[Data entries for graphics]
□ □ □ □ □

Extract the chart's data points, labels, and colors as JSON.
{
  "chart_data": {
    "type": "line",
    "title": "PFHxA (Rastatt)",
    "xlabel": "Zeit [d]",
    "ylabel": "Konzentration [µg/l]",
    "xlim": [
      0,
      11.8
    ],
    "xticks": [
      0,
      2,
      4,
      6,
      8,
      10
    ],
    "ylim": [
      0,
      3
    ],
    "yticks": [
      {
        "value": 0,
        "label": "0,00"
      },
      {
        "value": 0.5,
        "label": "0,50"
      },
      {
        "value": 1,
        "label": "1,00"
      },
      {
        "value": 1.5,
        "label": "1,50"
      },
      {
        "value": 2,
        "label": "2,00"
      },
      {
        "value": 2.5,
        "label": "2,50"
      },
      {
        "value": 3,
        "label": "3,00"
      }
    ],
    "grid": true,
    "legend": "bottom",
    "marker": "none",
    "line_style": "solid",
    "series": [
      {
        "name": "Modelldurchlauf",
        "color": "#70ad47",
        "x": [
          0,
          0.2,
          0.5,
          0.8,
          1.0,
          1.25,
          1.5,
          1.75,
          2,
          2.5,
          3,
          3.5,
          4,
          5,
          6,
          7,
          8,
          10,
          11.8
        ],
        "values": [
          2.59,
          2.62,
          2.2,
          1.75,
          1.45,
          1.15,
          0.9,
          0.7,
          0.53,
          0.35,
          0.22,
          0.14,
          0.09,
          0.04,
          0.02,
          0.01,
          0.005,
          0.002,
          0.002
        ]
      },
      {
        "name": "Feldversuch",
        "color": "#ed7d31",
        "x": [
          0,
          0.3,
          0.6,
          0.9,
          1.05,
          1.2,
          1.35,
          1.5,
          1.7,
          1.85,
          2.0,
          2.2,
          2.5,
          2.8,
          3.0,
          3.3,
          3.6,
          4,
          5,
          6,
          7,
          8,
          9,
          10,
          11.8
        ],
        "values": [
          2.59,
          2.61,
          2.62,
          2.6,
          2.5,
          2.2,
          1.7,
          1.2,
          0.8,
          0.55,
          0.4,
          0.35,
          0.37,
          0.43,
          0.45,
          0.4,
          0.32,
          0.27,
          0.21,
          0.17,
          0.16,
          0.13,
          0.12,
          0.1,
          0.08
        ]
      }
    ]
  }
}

□ □ □ □ □

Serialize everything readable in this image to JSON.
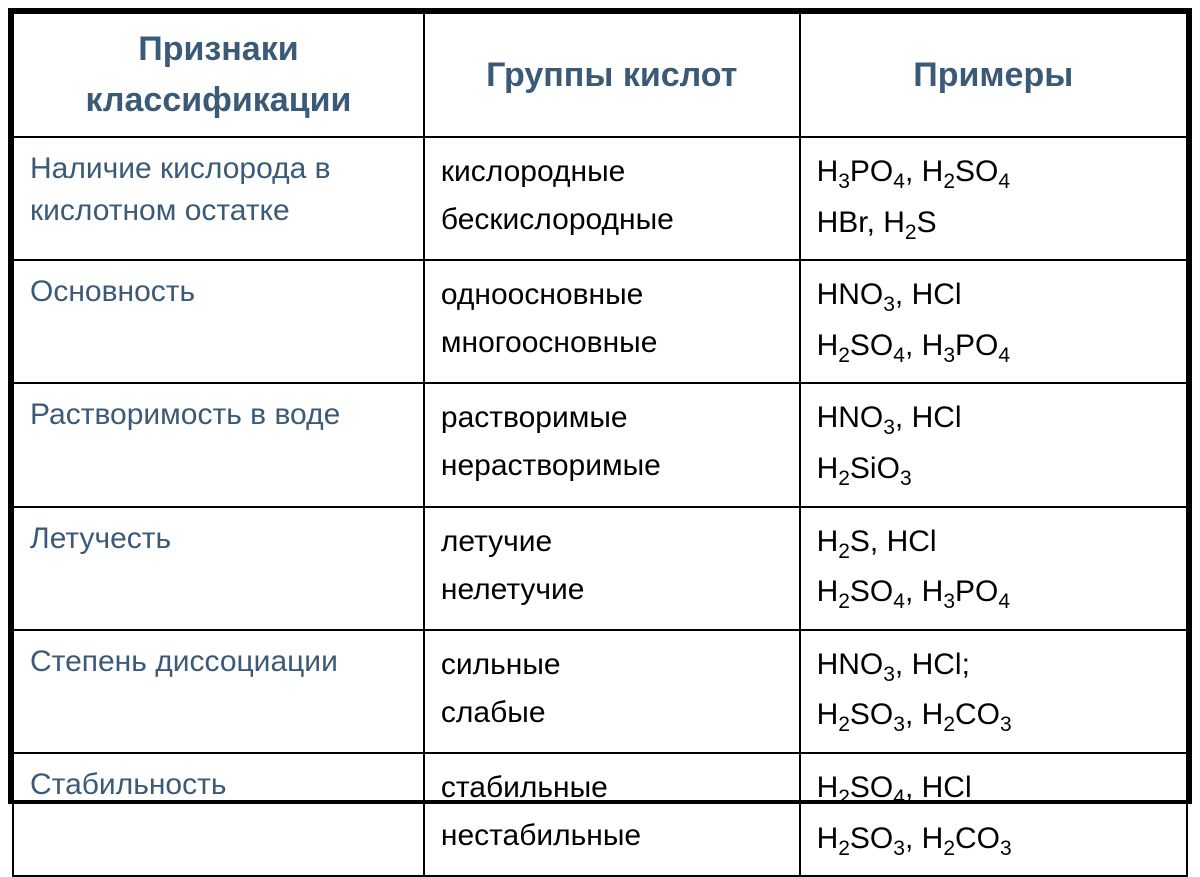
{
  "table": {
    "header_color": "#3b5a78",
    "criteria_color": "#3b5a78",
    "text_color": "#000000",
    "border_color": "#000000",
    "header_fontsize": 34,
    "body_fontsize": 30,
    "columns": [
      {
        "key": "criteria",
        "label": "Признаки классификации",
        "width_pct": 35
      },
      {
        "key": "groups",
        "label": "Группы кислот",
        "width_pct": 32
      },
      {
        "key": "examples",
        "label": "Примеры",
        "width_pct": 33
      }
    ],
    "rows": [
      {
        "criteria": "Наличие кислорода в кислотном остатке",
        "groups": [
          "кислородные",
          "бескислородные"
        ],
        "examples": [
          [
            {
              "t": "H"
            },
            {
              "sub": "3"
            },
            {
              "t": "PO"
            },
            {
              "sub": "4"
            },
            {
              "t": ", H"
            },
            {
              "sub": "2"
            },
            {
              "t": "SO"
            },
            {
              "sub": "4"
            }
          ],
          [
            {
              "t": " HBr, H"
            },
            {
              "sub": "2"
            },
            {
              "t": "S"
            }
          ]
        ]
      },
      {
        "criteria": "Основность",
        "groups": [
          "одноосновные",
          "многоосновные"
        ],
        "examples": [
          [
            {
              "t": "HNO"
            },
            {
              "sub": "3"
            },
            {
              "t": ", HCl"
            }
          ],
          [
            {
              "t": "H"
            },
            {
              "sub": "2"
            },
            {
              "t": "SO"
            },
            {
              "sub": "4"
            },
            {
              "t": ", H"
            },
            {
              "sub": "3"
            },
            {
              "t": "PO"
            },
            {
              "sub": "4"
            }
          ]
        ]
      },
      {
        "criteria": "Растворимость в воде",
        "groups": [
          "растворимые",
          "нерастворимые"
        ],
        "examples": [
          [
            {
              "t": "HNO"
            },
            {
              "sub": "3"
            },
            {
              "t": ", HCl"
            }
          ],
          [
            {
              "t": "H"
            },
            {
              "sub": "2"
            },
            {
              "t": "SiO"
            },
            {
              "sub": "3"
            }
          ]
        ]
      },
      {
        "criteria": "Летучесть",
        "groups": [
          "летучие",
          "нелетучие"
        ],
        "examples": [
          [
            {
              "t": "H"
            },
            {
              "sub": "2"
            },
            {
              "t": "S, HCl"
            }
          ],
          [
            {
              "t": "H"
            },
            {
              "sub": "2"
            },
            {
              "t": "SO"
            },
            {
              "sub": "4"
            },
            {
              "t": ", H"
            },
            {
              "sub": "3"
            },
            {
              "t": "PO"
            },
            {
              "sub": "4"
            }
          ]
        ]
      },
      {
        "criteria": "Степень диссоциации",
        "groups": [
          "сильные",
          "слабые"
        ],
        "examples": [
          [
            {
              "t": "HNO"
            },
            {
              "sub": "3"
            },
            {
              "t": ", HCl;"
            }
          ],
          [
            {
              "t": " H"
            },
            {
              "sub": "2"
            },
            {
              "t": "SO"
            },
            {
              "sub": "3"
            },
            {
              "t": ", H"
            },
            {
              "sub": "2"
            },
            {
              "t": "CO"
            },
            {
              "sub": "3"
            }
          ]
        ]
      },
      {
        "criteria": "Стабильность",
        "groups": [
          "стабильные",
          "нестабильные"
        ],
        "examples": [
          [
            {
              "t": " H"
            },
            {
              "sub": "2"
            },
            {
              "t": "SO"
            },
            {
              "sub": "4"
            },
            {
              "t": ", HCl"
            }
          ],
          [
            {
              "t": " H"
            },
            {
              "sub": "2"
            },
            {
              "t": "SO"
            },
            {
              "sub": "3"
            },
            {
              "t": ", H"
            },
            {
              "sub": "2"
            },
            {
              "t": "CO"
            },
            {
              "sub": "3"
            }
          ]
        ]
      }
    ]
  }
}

□ □ □ □ □

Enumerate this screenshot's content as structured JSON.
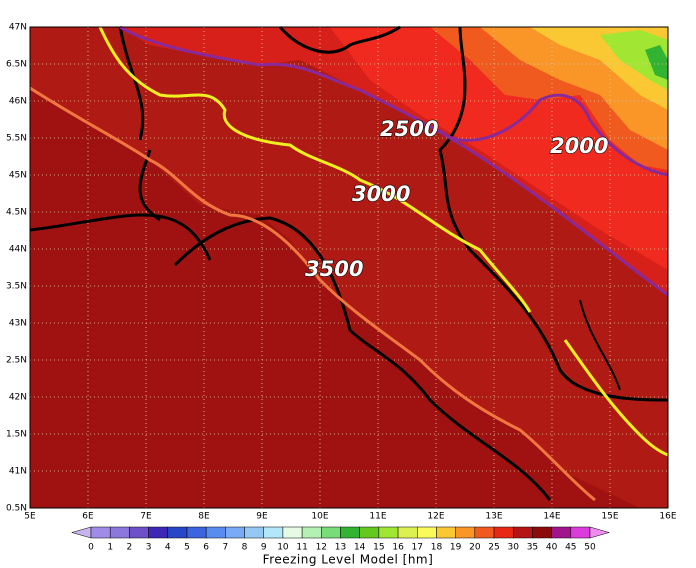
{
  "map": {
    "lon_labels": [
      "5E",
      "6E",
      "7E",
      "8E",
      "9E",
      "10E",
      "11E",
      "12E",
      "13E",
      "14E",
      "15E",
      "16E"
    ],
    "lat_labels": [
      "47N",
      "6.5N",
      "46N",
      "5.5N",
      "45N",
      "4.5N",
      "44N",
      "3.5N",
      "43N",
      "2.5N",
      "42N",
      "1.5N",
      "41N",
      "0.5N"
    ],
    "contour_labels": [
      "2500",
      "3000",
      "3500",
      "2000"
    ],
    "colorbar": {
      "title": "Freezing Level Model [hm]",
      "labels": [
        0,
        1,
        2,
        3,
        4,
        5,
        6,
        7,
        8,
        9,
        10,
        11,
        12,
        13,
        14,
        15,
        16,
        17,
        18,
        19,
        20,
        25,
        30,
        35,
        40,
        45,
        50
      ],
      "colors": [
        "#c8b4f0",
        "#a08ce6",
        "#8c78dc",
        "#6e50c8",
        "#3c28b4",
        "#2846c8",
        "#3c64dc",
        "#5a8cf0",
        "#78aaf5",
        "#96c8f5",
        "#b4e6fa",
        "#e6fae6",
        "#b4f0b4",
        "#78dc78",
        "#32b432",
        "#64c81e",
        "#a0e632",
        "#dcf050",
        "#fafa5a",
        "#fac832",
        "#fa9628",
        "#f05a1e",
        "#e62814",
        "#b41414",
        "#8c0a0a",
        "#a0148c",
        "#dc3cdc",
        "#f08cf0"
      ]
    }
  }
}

□ □ □ □ □

Find the lines containing "name" and list every one of them.

Reply:
        "name": "Modelldurchlauf",
        "name": "Feldversuch",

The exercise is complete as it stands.